* TASK MATERIAL
..............................

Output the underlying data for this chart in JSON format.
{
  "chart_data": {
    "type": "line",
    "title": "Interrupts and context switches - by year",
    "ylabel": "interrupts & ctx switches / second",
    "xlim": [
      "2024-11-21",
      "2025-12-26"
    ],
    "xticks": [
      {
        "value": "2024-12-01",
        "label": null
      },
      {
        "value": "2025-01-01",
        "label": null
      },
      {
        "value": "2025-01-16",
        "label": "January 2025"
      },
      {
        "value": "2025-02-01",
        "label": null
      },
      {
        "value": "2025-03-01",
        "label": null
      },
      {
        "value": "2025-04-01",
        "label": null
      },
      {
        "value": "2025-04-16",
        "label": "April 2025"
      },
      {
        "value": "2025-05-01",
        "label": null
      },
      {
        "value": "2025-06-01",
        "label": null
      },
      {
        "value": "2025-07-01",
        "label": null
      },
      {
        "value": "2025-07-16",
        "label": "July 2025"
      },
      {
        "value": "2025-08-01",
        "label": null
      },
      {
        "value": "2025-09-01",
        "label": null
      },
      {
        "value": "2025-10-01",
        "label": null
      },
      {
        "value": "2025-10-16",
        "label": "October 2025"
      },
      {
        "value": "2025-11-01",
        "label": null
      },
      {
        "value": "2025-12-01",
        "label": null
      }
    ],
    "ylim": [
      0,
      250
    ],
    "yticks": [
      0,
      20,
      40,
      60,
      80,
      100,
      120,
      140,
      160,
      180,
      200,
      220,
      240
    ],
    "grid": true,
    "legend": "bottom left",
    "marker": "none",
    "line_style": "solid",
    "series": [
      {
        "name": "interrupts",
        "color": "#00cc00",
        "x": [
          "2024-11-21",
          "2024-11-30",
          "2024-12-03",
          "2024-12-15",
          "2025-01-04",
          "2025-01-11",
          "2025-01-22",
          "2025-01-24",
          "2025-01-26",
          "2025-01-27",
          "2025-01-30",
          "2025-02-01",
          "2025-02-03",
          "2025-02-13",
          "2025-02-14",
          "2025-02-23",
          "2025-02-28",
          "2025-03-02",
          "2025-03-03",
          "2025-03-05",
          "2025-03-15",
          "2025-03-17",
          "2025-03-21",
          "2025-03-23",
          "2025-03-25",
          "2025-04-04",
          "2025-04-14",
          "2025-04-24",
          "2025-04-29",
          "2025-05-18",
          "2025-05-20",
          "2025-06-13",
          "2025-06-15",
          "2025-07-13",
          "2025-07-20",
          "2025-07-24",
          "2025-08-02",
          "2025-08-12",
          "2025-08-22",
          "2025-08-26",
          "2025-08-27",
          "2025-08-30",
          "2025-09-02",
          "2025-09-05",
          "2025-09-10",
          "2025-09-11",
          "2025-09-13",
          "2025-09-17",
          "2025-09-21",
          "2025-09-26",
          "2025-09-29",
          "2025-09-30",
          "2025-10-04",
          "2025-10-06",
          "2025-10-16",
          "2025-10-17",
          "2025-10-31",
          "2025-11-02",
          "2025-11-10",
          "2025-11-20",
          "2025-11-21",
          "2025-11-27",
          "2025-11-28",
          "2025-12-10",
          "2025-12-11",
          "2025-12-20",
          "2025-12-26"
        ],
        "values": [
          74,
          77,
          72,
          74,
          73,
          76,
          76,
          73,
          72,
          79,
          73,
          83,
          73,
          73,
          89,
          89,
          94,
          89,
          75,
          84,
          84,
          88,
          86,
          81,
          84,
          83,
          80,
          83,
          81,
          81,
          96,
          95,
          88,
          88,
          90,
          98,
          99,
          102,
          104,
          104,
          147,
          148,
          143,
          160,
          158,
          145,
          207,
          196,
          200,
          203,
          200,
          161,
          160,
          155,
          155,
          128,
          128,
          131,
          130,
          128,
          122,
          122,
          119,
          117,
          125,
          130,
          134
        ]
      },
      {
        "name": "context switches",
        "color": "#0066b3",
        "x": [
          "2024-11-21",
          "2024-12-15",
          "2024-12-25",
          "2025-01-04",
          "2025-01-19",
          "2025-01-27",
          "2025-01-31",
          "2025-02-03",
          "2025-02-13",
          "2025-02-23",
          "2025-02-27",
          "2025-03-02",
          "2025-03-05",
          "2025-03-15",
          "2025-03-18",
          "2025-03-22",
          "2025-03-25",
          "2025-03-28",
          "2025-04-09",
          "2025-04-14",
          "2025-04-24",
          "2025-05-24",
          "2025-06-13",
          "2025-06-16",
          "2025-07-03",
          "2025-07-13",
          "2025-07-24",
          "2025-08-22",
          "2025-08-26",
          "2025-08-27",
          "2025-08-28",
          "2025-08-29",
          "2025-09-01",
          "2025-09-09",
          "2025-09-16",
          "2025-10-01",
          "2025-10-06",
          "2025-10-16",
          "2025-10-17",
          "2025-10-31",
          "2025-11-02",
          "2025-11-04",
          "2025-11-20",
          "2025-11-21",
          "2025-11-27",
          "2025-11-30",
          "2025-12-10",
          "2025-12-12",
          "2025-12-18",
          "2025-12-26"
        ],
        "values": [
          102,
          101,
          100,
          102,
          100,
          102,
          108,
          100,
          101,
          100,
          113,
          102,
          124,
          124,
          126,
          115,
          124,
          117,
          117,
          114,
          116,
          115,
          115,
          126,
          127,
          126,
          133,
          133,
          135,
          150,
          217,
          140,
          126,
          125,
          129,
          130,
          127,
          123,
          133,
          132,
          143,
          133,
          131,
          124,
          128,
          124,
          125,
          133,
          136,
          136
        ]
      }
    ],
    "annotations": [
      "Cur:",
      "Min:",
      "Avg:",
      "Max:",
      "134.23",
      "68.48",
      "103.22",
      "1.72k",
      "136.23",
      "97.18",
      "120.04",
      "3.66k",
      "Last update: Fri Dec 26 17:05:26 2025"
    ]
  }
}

..............................

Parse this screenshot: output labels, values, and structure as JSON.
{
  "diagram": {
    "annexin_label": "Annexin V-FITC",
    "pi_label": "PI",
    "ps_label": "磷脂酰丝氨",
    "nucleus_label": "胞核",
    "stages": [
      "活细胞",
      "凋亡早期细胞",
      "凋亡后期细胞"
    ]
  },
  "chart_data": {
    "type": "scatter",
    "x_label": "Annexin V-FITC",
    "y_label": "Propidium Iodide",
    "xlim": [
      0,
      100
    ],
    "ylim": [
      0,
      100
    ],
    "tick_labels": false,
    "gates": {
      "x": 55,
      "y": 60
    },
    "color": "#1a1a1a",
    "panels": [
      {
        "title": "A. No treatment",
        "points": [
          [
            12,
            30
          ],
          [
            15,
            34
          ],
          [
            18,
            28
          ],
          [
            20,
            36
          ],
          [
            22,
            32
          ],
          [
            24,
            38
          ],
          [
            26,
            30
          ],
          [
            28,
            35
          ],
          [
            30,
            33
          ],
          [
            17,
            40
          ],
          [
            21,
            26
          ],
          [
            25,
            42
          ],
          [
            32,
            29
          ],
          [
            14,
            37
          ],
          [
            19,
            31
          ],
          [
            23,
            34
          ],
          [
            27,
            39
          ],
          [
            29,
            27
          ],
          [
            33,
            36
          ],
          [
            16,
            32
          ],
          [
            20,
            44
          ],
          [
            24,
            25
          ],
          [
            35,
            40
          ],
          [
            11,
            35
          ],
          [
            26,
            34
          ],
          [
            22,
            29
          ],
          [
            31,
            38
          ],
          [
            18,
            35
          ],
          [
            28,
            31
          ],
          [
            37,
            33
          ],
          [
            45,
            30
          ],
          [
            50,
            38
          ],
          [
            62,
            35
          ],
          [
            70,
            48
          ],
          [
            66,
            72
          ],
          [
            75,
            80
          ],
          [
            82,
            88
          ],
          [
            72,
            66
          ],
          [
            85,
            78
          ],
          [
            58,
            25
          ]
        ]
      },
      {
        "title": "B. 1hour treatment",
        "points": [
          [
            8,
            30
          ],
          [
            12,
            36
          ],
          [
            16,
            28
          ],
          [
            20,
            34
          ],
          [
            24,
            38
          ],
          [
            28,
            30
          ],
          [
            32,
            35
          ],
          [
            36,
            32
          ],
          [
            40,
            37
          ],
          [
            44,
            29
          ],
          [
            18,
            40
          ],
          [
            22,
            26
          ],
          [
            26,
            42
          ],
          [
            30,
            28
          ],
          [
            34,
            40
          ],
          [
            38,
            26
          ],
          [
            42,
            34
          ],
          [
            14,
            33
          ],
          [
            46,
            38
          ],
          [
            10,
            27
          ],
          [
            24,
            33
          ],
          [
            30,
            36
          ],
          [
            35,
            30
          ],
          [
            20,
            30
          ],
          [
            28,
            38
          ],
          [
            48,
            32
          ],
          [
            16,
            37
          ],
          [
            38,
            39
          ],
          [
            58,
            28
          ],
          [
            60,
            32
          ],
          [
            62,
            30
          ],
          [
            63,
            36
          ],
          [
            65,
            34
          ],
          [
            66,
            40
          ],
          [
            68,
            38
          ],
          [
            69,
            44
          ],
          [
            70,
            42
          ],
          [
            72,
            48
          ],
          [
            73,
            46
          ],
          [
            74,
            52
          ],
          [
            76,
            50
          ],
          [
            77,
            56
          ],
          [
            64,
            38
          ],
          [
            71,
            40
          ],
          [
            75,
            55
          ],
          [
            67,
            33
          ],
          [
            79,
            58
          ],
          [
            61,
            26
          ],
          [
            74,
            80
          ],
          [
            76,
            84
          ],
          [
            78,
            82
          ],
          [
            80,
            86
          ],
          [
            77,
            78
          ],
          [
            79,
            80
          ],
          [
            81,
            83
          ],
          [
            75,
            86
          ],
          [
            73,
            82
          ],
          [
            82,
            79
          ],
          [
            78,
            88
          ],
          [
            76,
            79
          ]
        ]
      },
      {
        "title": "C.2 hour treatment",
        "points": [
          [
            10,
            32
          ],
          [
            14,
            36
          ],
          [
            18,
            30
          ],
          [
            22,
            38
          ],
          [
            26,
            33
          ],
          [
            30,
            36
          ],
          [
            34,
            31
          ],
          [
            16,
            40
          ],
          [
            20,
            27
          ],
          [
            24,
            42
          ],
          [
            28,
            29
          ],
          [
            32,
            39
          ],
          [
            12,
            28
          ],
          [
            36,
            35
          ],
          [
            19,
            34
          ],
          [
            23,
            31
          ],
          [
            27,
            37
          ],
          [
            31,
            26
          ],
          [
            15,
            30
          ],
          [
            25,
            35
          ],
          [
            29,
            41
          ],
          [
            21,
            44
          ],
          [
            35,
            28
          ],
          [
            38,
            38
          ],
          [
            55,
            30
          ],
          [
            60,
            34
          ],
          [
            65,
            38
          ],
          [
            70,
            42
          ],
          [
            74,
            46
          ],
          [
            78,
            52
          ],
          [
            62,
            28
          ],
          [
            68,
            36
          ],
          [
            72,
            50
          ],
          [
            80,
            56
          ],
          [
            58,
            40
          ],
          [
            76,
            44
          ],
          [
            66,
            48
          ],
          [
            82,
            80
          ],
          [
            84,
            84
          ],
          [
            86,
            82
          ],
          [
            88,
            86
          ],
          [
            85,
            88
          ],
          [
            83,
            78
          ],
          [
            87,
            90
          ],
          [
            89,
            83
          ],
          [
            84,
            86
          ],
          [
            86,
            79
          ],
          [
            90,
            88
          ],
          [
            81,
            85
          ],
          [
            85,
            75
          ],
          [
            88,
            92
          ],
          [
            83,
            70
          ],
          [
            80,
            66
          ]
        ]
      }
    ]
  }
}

..............................

* THE TASK
From the entries above, extract each line containing "FITC".

* FINISHED ANSWER
    "annexin_label": "Annexin V-FITC",
    "x_label": "Annexin V-FITC",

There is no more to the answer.